* MATERIAL FOR THE TASK:
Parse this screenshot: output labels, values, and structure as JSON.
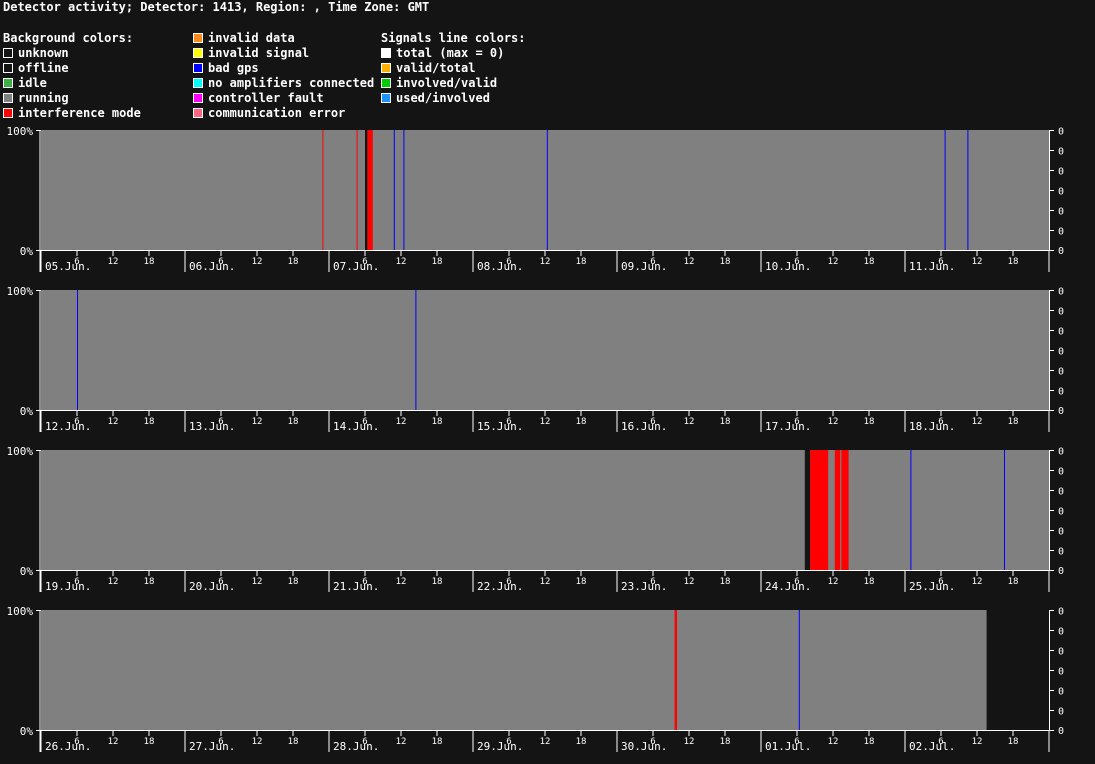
{
  "header": {
    "title": "Detector activity; Detector: 1413, Region: , Time Zone: GMT"
  },
  "legend": {
    "background_title": "Background colors:",
    "background_col1": [
      {
        "label": "unknown",
        "color": "#141414"
      },
      {
        "label": "offline",
        "color": "#141414"
      },
      {
        "label": "idle",
        "color": "#3cb043"
      },
      {
        "label": "running",
        "color": "#808080"
      },
      {
        "label": "interference mode",
        "color": "#ff0000"
      }
    ],
    "background_col2": [
      {
        "label": "invalid data",
        "color": "#ff8c1a"
      },
      {
        "label": "invalid signal",
        "color": "#ffff00"
      },
      {
        "label": "bad gps",
        "color": "#0000ff"
      },
      {
        "label": "no amplifiers connected",
        "color": "#00ffff"
      },
      {
        "label": "controller fault",
        "color": "#ff00ff"
      },
      {
        "label": "communication error",
        "color": "#ff6680"
      }
    ],
    "signals_title": "Signals line colors:",
    "signals": [
      {
        "label": "total (max = 0)",
        "color": "#ffffff"
      },
      {
        "label": "valid/total",
        "color": "#ffb000"
      },
      {
        "label": "involved/valid",
        "color": "#00cc00"
      },
      {
        "label": "used/involved",
        "color": "#1e90ff"
      }
    ]
  },
  "chart_data": {
    "type": "timeline",
    "y_left_ticks": [
      "100%",
      "0%"
    ],
    "y_right_ticks": [
      "0",
      "0",
      "0",
      "0",
      "0",
      "0"
    ],
    "hour_ticks": [
      "6",
      "12",
      "18"
    ],
    "colors": {
      "running": "#808080",
      "offline": "#141414",
      "interference": "#ff0000",
      "bad_gps": "#0000ff"
    },
    "rows": [
      {
        "days": [
          "05.Jun.",
          "06.Jun.",
          "07.Jun.",
          "08.Jun.",
          "09.Jun.",
          "10.Jun.",
          "11.Jun."
        ],
        "running_until_hours": 168,
        "events": [
          {
            "type": "interference",
            "start": 46.9,
            "end": 47.0
          },
          {
            "type": "interference",
            "start": 52.6,
            "end": 52.7
          },
          {
            "type": "offline",
            "start": 54.0,
            "end": 54.4
          },
          {
            "type": "interference",
            "start": 54.4,
            "end": 55.3
          },
          {
            "type": "bad_gps",
            "start": 58.8,
            "end": 58.9
          },
          {
            "type": "bad_gps",
            "start": 60.4,
            "end": 60.5
          },
          {
            "type": "bad_gps",
            "start": 84.3,
            "end": 84.4
          },
          {
            "type": "bad_gps",
            "start": 150.6,
            "end": 150.7
          },
          {
            "type": "bad_gps",
            "start": 154.4,
            "end": 154.5
          }
        ]
      },
      {
        "days": [
          "12.Jun.",
          "13.Jun.",
          "14.Jun.",
          "15.Jun.",
          "16.Jun.",
          "17.Jun.",
          "18.Jun."
        ],
        "running_until_hours": 168,
        "events": [
          {
            "type": "bad_gps",
            "start": 6.0,
            "end": 6.1
          },
          {
            "type": "bad_gps",
            "start": 62.4,
            "end": 62.5
          }
        ]
      },
      {
        "days": [
          "19.Jun.",
          "20.Jun.",
          "21.Jun.",
          "22.Jun.",
          "23.Jun.",
          "24.Jun.",
          "25.Jun."
        ],
        "running_until_hours": 168,
        "events": [
          {
            "type": "offline",
            "start": 127.3,
            "end": 128.2
          },
          {
            "type": "interference",
            "start": 128.2,
            "end": 131.2
          },
          {
            "type": "interference",
            "start": 132.3,
            "end": 133.2
          },
          {
            "type": "interference",
            "start": 133.4,
            "end": 134.6
          },
          {
            "type": "bad_gps",
            "start": 144.9,
            "end": 145.0
          },
          {
            "type": "bad_gps",
            "start": 160.5,
            "end": 160.6
          }
        ]
      },
      {
        "days": [
          "26.Jun.",
          "27.Jun.",
          "28.Jun.",
          "29.Jun.",
          "30.Jun.",
          "01.Jul.",
          "02.Jul."
        ],
        "running_until_hours": 157.6,
        "events": [
          {
            "type": "interference",
            "start": 105.6,
            "end": 106.0
          },
          {
            "type": "bad_gps",
            "start": 126.3,
            "end": 126.4
          }
        ]
      }
    ]
  }
}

* GOAL: Omitting all images, print the listing exactly.

* ANSWER TO THE PROBLEM:
Parse this screenshot: output labels, values, and structure as JSON.
{
  "header": {
    "title": "Detector activity; Detector: 1413, Region: , Time Zone: GMT"
  },
  "legend": {
    "background_title": "Background colors:",
    "background_col1": [
      {
        "label": "unknown",
        "color": "#141414"
      },
      {
        "label": "offline",
        "color": "#141414"
      },
      {
        "label": "idle",
        "color": "#3cb043"
      },
      {
        "label": "running",
        "color": "#808080"
      },
      {
        "label": "interference mode",
        "color": "#ff0000"
      }
    ],
    "background_col2": [
      {
        "label": "invalid data",
        "color": "#ff8c1a"
      },
      {
        "label": "invalid signal",
        "color": "#ffff00"
      },
      {
        "label": "bad gps",
        "color": "#0000ff"
      },
      {
        "label": "no amplifiers connected",
        "color": "#00ffff"
      },
      {
        "label": "controller fault",
        "color": "#ff00ff"
      },
      {
        "label": "communication error",
        "color": "#ff6680"
      }
    ],
    "signals_title": "Signals line colors:",
    "signals": [
      {
        "label": "total (max = 0)",
        "color": "#ffffff"
      },
      {
        "label": "valid/total",
        "color": "#ffb000"
      },
      {
        "label": "involved/valid",
        "color": "#00cc00"
      },
      {
        "label": "used/involved",
        "color": "#1e90ff"
      }
    ]
  },
  "chart_data": {
    "type": "timeline",
    "y_left_ticks": [
      "100%",
      "0%"
    ],
    "y_right_ticks": [
      "0",
      "0",
      "0",
      "0",
      "0",
      "0"
    ],
    "hour_ticks": [
      "6",
      "12",
      "18"
    ],
    "colors": {
      "running": "#808080",
      "offline": "#141414",
      "interference": "#ff0000",
      "bad_gps": "#0000ff"
    },
    "rows": [
      {
        "days": [
          "05.Jun.",
          "06.Jun.",
          "07.Jun.",
          "08.Jun.",
          "09.Jun.",
          "10.Jun.",
          "11.Jun."
        ],
        "running_until_hours": 168,
        "events": [
          {
            "type": "interference",
            "start": 46.9,
            "end": 47.0
          },
          {
            "type": "interference",
            "start": 52.6,
            "end": 52.7
          },
          {
            "type": "offline",
            "start": 54.0,
            "end": 54.4
          },
          {
            "type": "interference",
            "start": 54.4,
            "end": 55.3
          },
          {
            "type": "bad_gps",
            "start": 58.8,
            "end": 58.9
          },
          {
            "type": "bad_gps",
            "start": 60.4,
            "end": 60.5
          },
          {
            "type": "bad_gps",
            "start": 84.3,
            "end": 84.4
          },
          {
            "type": "bad_gps",
            "start": 150.6,
            "end": 150.7
          },
          {
            "type": "bad_gps",
            "start": 154.4,
            "end": 154.5
          }
        ]
      },
      {
        "days": [
          "12.Jun.",
          "13.Jun.",
          "14.Jun.",
          "15.Jun.",
          "16.Jun.",
          "17.Jun.",
          "18.Jun."
        ],
        "running_until_hours": 168,
        "events": [
          {
            "type": "bad_gps",
            "start": 6.0,
            "end": 6.1
          },
          {
            "type": "bad_gps",
            "start": 62.4,
            "end": 62.5
          }
        ]
      },
      {
        "days": [
          "19.Jun.",
          "20.Jun.",
          "21.Jun.",
          "22.Jun.",
          "23.Jun.",
          "24.Jun.",
          "25.Jun."
        ],
        "running_until_hours": 168,
        "events": [
          {
            "type": "offline",
            "start": 127.3,
            "end": 128.2
          },
          {
            "type": "interference",
            "start": 128.2,
            "end": 131.2
          },
          {
            "type": "interference",
            "start": 132.3,
            "end": 133.2
          },
          {
            "type": "interference",
            "start": 133.4,
            "end": 134.6
          },
          {
            "type": "bad_gps",
            "start": 144.9,
            "end": 145.0
          },
          {
            "type": "bad_gps",
            "start": 160.5,
            "end": 160.6
          }
        ]
      },
      {
        "days": [
          "26.Jun.",
          "27.Jun.",
          "28.Jun.",
          "29.Jun.",
          "30.Jun.",
          "01.Jul.",
          "02.Jul."
        ],
        "running_until_hours": 157.6,
        "events": [
          {
            "type": "interference",
            "start": 105.6,
            "end": 106.0
          },
          {
            "type": "bad_gps",
            "start": 126.3,
            "end": 126.4
          }
        ]
      }
    ]
  }
}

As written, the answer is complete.